§ **Task details**: Using the data below, copy every line that contains the word "Mets".

§ **Entries supplied**:
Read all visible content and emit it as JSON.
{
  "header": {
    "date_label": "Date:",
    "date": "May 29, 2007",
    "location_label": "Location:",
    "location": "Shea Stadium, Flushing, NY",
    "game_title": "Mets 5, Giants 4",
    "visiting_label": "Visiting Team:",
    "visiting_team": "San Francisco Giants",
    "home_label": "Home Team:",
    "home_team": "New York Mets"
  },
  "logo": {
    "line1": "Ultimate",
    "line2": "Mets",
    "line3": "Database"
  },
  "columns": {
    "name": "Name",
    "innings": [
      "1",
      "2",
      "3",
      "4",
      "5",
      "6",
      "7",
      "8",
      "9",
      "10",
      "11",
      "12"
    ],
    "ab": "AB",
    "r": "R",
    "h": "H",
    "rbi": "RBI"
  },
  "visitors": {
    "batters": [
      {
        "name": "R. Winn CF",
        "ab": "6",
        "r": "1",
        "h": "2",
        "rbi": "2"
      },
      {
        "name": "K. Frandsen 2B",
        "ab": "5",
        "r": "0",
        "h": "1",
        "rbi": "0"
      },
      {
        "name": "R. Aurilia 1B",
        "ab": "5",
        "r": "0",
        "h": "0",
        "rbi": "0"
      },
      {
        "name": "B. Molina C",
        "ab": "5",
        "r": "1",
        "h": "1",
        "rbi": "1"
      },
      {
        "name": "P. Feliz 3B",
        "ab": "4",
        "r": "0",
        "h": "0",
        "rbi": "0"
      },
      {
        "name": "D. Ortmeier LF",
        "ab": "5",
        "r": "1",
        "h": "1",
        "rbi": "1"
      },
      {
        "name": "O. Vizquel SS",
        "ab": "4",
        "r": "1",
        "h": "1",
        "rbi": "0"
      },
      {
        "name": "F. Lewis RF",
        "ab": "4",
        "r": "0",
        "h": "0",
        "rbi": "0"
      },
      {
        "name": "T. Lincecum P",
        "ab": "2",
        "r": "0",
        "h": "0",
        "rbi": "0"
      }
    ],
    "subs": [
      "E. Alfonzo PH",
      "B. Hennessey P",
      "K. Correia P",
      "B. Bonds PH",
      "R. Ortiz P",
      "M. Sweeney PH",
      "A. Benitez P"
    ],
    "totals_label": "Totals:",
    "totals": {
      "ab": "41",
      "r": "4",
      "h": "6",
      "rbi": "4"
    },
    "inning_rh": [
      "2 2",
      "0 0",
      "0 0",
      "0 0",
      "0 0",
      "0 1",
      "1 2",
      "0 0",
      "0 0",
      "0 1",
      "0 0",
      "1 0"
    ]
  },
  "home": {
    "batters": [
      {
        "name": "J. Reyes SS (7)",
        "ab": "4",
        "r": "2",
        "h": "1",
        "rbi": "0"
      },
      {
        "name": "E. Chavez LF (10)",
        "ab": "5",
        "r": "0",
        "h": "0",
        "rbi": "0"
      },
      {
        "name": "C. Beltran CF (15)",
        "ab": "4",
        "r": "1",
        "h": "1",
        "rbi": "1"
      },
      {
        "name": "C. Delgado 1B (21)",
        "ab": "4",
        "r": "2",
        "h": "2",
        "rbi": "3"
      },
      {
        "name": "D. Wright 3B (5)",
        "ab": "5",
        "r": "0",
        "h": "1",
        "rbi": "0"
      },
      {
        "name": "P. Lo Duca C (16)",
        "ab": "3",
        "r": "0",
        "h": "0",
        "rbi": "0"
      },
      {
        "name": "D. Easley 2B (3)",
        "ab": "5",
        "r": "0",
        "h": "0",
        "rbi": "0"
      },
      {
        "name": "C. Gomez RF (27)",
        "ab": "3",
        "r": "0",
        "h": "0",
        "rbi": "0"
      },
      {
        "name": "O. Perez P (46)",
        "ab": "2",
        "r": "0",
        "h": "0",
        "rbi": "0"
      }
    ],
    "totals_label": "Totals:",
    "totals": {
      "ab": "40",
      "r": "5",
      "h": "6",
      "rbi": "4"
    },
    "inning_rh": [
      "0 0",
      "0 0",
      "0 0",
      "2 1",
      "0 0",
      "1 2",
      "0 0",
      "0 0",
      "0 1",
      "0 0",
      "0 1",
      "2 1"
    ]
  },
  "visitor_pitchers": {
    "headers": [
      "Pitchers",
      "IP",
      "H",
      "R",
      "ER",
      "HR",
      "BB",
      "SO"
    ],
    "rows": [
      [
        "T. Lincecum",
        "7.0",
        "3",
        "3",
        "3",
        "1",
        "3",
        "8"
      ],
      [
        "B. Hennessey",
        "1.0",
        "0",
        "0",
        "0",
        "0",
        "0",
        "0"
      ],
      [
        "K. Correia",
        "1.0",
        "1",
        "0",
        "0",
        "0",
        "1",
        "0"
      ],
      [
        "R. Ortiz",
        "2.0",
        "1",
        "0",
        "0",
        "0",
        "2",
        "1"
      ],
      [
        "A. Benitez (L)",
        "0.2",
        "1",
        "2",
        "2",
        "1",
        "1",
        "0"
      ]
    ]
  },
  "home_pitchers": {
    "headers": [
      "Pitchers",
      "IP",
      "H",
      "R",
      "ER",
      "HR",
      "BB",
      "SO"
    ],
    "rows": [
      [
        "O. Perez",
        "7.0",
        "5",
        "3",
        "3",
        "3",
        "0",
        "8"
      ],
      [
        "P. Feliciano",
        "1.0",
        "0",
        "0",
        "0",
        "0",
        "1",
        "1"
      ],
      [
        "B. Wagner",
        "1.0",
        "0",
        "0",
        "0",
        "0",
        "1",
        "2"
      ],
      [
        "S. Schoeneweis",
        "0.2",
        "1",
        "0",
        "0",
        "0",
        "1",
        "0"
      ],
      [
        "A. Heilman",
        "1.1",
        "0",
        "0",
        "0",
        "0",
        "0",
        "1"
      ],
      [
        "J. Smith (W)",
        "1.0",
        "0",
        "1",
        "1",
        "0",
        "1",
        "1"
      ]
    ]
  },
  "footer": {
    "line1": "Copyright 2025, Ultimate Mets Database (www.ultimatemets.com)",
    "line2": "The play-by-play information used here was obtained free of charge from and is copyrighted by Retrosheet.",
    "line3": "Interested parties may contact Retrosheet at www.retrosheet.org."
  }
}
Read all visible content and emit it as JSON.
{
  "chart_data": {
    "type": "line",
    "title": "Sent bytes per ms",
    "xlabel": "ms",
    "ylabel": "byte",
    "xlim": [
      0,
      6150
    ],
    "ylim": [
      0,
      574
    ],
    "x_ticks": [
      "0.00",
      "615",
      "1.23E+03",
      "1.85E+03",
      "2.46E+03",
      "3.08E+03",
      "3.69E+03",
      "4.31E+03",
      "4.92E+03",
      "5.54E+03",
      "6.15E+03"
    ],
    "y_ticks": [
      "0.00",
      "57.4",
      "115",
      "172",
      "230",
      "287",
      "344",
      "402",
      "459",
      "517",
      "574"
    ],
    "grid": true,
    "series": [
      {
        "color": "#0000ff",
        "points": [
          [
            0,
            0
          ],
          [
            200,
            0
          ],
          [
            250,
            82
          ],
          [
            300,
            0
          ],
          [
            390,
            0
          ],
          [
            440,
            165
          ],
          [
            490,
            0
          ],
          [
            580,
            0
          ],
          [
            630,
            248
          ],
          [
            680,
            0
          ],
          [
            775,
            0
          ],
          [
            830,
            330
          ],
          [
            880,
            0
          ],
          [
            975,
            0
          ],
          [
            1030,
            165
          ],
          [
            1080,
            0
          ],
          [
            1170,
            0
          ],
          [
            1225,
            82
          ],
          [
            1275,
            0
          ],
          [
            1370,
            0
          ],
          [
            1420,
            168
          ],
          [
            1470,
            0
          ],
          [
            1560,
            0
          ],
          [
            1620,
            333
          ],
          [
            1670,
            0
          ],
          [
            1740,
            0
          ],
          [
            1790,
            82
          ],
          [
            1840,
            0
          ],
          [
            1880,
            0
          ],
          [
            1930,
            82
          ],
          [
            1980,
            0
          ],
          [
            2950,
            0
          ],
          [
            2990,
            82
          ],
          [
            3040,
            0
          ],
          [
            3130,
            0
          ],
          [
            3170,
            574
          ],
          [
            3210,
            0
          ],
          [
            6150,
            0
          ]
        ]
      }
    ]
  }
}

§ **Written solution**:
    "game_title": "Mets 5, Giants 4",
    "home_team": "New York Mets"
    "line2": "Mets",
    "line1": "Copyright 2025, Ultimate Mets Database (www.ultimatemets.com)",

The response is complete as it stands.